— SET TASK —
Would you copy out the whole listing exactly as given?

— SOURCE MATERIAL —
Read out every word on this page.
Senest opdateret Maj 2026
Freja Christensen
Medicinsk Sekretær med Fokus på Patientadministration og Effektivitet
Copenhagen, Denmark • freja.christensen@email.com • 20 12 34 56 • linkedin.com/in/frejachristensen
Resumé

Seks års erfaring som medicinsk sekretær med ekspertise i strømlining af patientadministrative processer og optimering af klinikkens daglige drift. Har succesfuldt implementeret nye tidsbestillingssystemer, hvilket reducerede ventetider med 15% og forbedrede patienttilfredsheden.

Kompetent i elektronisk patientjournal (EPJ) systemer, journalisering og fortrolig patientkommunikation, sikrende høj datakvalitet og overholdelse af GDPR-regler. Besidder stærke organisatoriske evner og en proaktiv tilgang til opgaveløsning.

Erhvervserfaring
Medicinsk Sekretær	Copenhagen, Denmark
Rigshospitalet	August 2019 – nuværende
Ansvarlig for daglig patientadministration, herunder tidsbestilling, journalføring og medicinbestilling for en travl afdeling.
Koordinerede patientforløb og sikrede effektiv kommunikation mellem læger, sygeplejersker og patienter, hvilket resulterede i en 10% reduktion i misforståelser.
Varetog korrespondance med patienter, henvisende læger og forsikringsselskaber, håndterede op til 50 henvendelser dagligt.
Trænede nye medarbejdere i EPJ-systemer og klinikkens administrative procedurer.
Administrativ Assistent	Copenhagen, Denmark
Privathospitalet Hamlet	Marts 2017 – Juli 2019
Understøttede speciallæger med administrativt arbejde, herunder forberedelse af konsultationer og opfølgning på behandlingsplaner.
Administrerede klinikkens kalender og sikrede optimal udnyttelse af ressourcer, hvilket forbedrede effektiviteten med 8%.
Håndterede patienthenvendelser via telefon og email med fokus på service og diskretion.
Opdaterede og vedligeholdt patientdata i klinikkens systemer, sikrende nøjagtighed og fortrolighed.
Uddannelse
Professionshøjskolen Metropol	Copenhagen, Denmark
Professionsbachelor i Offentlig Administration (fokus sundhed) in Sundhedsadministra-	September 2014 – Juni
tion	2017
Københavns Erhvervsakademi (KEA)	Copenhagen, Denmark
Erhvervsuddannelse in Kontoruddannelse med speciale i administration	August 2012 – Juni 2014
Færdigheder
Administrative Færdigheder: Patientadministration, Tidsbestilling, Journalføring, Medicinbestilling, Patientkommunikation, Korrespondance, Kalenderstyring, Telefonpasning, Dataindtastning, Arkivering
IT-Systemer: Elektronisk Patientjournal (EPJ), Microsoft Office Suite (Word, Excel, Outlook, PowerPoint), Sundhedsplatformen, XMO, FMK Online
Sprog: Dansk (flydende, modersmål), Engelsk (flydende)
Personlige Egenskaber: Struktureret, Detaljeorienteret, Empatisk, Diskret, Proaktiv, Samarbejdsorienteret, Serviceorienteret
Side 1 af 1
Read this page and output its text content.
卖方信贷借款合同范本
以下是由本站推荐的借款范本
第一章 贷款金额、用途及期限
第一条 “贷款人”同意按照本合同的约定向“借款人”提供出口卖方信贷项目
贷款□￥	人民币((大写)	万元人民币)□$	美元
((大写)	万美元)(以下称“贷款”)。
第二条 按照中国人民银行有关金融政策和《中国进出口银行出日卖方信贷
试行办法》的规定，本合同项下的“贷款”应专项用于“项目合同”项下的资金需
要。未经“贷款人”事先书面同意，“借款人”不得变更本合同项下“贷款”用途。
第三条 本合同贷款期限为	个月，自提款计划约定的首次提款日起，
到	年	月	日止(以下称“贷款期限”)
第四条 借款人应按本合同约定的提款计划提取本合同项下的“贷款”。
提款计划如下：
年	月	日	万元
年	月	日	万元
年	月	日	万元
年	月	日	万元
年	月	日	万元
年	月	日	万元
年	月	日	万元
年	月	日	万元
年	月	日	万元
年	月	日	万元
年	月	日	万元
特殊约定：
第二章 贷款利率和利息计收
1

— REPLY TO THE EXERCISE —
Read out every word on this page.
Senest opdateret Maj 2026
Freja Christensen
Medicinsk Sekretær med Fokus på Patientadministration og Effektivitet
Copenhagen, Denmark • freja.christensen@email.com • 20 12 34 56 • linkedin.com/in/frejachristensen
Resumé

Seks års erfaring som medicinsk sekretær med ekspertise i strømlining af patientadministrative processer og optimering af klinikkens daglige drift. Har succesfuldt implementeret nye tidsbestillingssystemer, hvilket reducerede ventetider med 15% og forbedrede patienttilfredsheden.

Kompetent i elektronisk patientjournal (EPJ) systemer, journalisering og fortrolig patientkommunikation, sikrende høj datakvalitet og overholdelse af GDPR-regler. Besidder stærke organisatoriske evner og en proaktiv tilgang til opgaveløsning.

Erhvervserfaring
Medicinsk Sekretær	Copenhagen, Denmark
Rigshospitalet	August 2019 – nuværende
Ansvarlig for daglig patientadministration, herunder tidsbestilling, journalføring og medicinbestilling for en travl afdeling.
Koordinerede patientforløb og sikrede effektiv kommunikation mellem læger, sygeplejersker og patienter, hvilket resulterede i en 10% reduktion i misforståelser.
Varetog korrespondance med patienter, henvisende læger og forsikringsselskaber, håndterede op til 50 henvendelser dagligt.
Trænede nye medarbejdere i EPJ-systemer og klinikkens administrative procedurer.
Administrativ Assistent	Copenhagen, Denmark
Privathospitalet Hamlet	Marts 2017 – Juli 2019
Understøttede speciallæger med administrativt arbejde, herunder forberedelse af konsultationer og opfølgning på behandlingsplaner.
Administrerede klinikkens kalender og sikrede optimal udnyttelse af ressourcer, hvilket forbedrede effektiviteten med 8%.
Håndterede patienthenvendelser via telefon og email med fokus på service og diskretion.
Opdaterede og vedligeholdt patientdata i klinikkens systemer, sikrende nøjagtighed og fortrolighed.
Uddannelse
Professionshøjskolen Metropol	Copenhagen, Denmark
Professionsbachelor i Offentlig Administration (fokus sundhed) in Sundhedsadministra-	September 2014 – Juni
tion	2017
Københavns Erhvervsakademi (KEA)	Copenhagen, Denmark
Erhvervsuddannelse in Kontoruddannelse med speciale i administration	August 2012 – Juni 2014
Færdigheder
Administrative Færdigheder: Patientadministration, Tidsbestilling, Journalføring, Medicinbestilling, Patientkommunikation, Korrespondance, Kalenderstyring, Telefonpasning, Dataindtastning, Arkivering
IT-Systemer: Elektronisk Patientjournal (EPJ), Microsoft Office Suite (Word, Excel, Outlook, PowerPoint), Sundhedsplatformen, XMO, FMK Online
Sprog: Dansk (flydende, modersmål), Engelsk (flydende)
Personlige Egenskaber: Struktureret, Detaljeorienteret, Empatisk, Diskret, Proaktiv, Samarbejdsorienteret, Serviceorienteret
Side 1 af 1
Read this page and output its text content.
卖方信贷借款合同范本
以下是由本站推荐的借款范本
第一章 贷款金额、用途及期限
第一条 “贷款人”同意按照本合同的约定向“借款人”提供出口卖方信贷项目
贷款□￥	人民币((大写)	万元人民币)□$	美元
((大写)	万美元)(以下称“贷款”)。
第二条 按照中国人民银行有关金融政策和《中国进出口银行出日卖方信贷
试行办法》的规定，本合同项下的“贷款”应专项用于“项目合同”项下的资金需
要。未经“贷款人”事先书面同意，“借款人”不得变更本合同项下“贷款”用途。
第三条 本合同贷款期限为	个月，自提款计划约定的首次提款日起，
到	年	月	日止(以下称“贷款期限”)
第四条 借款人应按本合同约定的提款计划提取本合同项下的“贷款”。
提款计划如下：
年	月	日	万元
年	月	日	万元
年	月	日	万元
年	月	日	万元
年	月	日	万元
年	月	日	万元
年	月	日	万元
年	月	日	万元
年	月	日	万元
年	月	日	万元
年	月	日	万元
特殊约定：
第二章 贷款利率和利息计收
1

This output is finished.